▼

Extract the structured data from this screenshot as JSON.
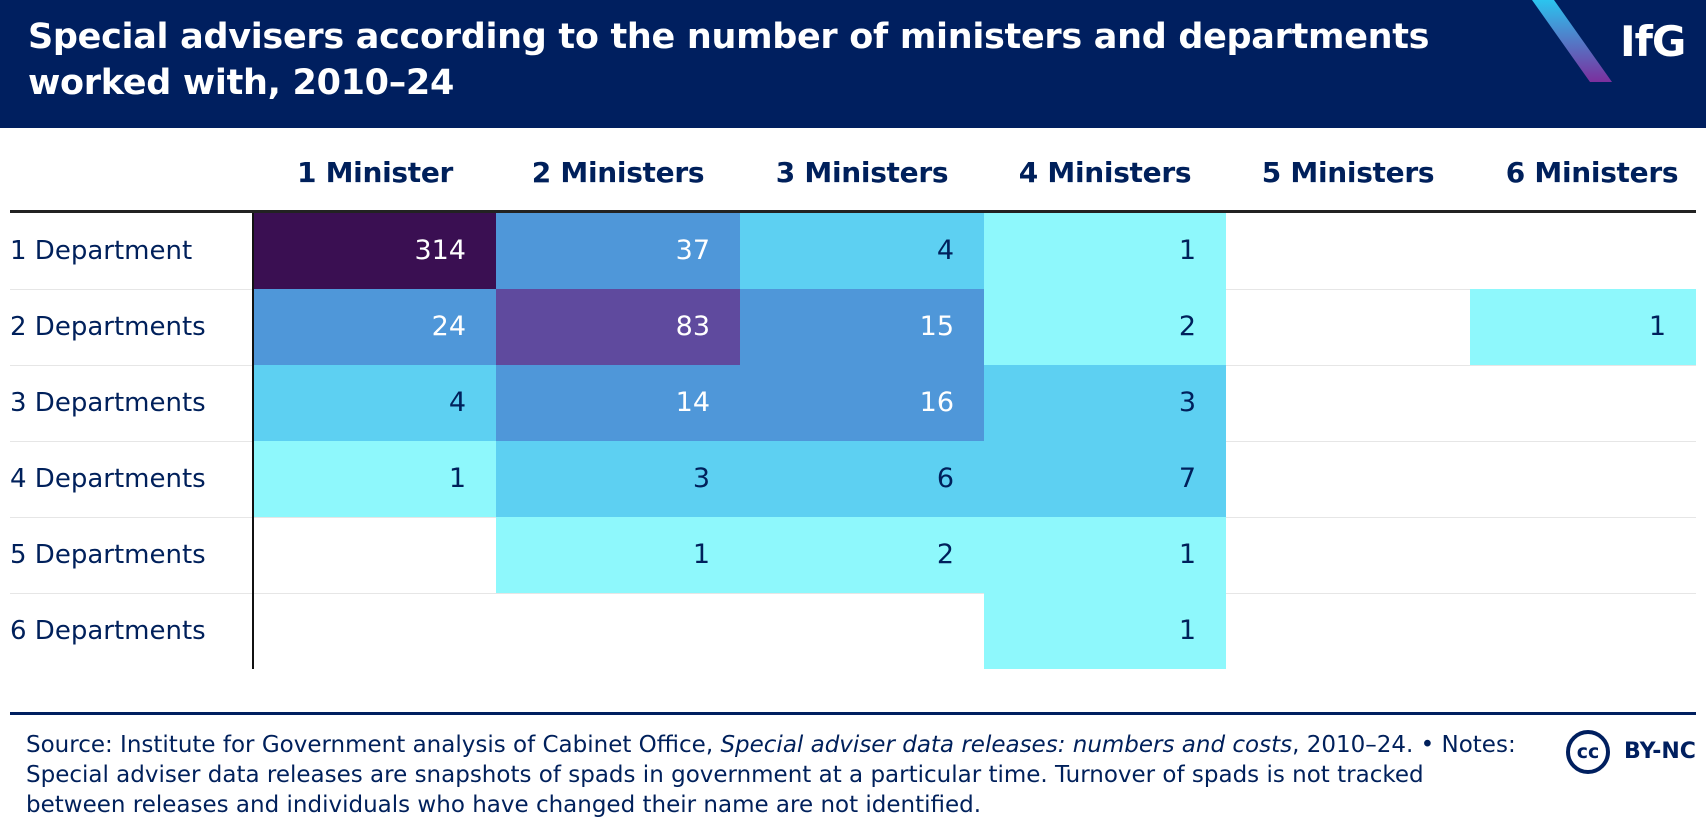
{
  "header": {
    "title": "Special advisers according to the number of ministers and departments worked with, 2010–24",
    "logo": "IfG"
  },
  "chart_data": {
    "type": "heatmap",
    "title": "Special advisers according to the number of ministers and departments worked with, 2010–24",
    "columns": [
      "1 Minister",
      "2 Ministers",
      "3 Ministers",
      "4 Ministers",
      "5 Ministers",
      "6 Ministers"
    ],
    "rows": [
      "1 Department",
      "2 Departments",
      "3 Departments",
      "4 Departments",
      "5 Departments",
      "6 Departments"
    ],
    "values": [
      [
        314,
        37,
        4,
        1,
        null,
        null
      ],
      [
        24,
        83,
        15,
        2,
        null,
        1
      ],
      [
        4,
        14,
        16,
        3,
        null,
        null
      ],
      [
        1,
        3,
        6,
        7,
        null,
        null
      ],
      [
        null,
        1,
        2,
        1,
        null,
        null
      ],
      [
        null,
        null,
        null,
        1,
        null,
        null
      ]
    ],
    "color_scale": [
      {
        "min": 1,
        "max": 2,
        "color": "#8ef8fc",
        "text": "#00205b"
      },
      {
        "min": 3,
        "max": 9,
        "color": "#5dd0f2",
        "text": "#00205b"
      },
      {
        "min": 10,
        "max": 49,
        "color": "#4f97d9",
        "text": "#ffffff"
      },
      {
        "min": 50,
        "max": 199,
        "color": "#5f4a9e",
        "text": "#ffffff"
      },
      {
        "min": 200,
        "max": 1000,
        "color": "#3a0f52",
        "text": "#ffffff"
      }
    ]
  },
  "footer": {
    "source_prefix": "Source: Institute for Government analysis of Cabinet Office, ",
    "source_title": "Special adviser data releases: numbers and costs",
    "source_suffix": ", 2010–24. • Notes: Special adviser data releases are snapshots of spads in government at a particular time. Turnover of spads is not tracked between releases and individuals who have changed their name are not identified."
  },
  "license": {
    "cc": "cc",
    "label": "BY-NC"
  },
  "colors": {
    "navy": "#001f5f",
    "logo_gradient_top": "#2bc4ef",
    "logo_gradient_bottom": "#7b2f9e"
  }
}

▲
▼

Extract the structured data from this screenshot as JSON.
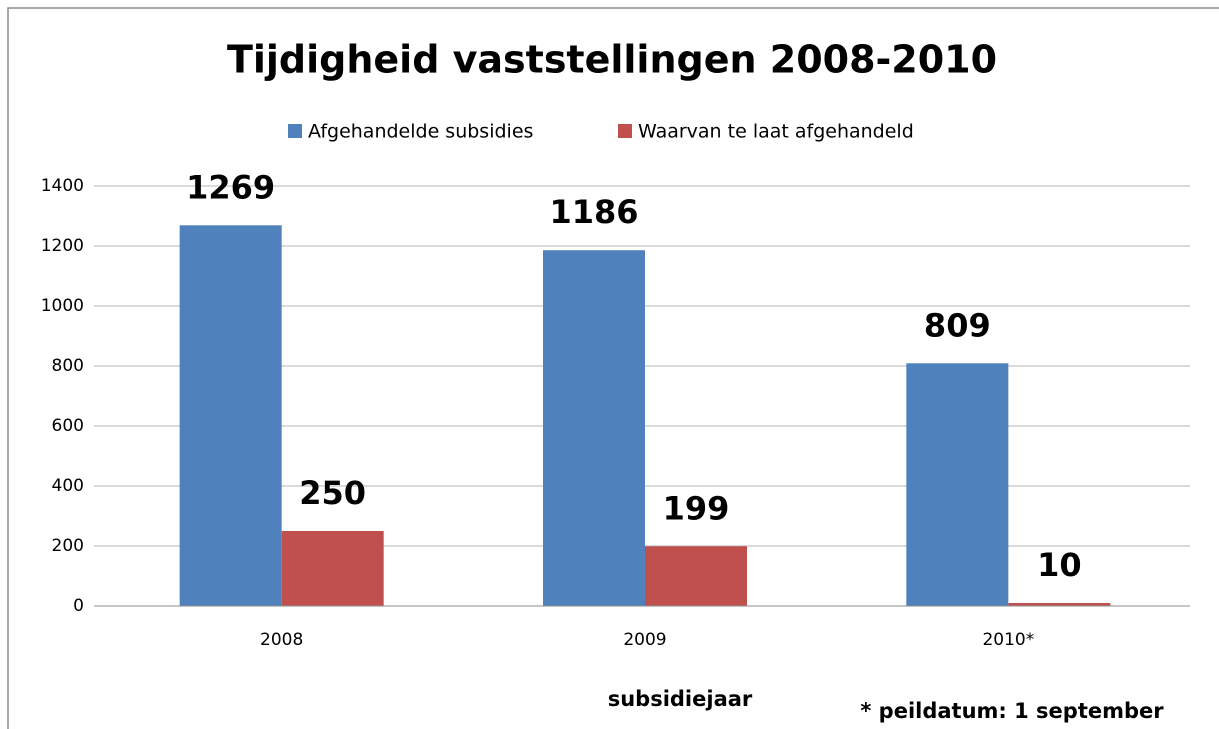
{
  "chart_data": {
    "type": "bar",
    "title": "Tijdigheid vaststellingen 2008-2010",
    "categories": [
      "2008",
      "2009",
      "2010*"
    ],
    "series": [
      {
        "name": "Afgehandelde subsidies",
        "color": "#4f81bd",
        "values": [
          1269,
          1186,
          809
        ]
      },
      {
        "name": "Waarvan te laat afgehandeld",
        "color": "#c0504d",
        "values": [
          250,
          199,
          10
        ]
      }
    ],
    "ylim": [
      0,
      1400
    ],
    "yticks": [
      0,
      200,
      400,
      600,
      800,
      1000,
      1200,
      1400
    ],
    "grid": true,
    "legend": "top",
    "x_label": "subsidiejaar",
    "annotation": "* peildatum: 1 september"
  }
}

▲
▼

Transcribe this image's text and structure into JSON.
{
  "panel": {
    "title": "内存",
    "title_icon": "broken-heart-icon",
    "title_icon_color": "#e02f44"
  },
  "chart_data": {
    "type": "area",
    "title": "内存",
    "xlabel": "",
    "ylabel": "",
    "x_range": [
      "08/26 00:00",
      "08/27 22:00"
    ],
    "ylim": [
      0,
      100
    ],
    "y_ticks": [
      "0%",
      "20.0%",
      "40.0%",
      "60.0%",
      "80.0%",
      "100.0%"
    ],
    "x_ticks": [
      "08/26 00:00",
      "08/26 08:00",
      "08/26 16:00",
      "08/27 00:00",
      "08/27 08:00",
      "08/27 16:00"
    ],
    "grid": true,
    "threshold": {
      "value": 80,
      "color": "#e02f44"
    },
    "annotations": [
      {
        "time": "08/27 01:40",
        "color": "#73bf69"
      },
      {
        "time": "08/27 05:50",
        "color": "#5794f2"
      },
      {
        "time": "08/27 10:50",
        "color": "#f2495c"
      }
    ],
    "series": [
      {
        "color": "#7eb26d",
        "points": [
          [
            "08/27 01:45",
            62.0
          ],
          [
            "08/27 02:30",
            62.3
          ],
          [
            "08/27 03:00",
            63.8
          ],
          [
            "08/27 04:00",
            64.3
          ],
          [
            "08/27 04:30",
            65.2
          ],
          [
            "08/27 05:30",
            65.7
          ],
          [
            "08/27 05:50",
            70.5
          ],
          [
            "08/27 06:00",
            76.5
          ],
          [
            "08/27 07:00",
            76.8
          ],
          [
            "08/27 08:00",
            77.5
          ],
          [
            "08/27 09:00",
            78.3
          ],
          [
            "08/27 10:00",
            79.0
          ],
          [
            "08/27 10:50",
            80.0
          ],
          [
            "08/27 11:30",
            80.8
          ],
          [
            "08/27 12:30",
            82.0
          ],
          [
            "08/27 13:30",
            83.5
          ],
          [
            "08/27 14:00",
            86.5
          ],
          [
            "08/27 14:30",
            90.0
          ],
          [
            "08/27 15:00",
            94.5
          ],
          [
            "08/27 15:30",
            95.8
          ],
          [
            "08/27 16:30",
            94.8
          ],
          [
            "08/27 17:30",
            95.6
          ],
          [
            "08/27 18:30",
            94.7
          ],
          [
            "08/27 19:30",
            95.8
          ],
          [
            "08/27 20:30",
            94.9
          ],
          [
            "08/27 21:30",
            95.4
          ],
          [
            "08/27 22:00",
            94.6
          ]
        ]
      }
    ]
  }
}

▲

* Exercise goal *
Review the preceding data and report every line that includes the string "Special".

* Written answer *
    "title": "Special advisers according to the number of ministers and departments worked with, 2010–24",
    "title": "Special advisers according to the number of ministers and departments worked with, 2010–24",
    "source_title": "Special adviser data releases: numbers and costs",
    "source_suffix": ", 2010–24. • Notes: Special adviser data releases are snapshots of spads in government at a particular time. Turnover of spads is not tracked between releases and individuals who have changed their name are not identified."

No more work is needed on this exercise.